■ Work to complete: Copy all lines below containing "background".

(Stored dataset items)
►

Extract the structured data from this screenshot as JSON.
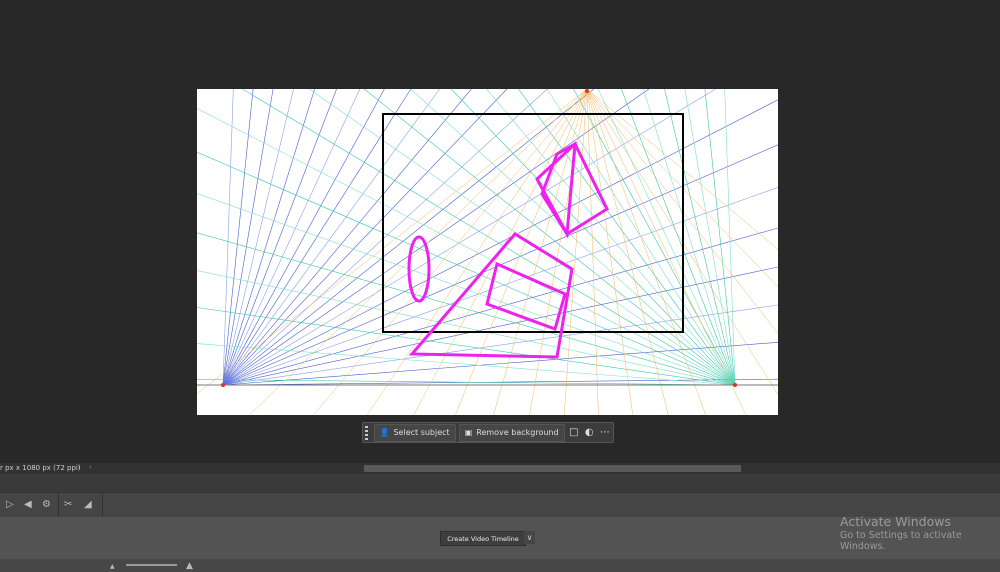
{
  "context_bar": {
    "select_subject": "Select subject",
    "remove_background": "Remove background",
    "icons": [
      "person-icon",
      "image-icon",
      "crop-transform-icon",
      "adjustment-icon",
      "more-icon"
    ]
  },
  "status_bar": {
    "doc_info": "r px x 1080 px (72 ppi)",
    "arrow_right": "›",
    "arrow_left": "‹"
  },
  "timeline": {
    "create_label": "Create Video Timeline",
    "tools": [
      "step-forward-icon",
      "play-back-icon",
      "settings-icon",
      "scissors-icon",
      "transition-icon"
    ]
  },
  "watermark": {
    "title": "Activate Windows",
    "subtitle": "Go to Settings to activate Windows."
  },
  "colors": {
    "magenta": "#ee22ee",
    "background": "#282828"
  }
}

◄

■ Answer in full:
    "remove_background": "Remove background",
    "background": "#282828"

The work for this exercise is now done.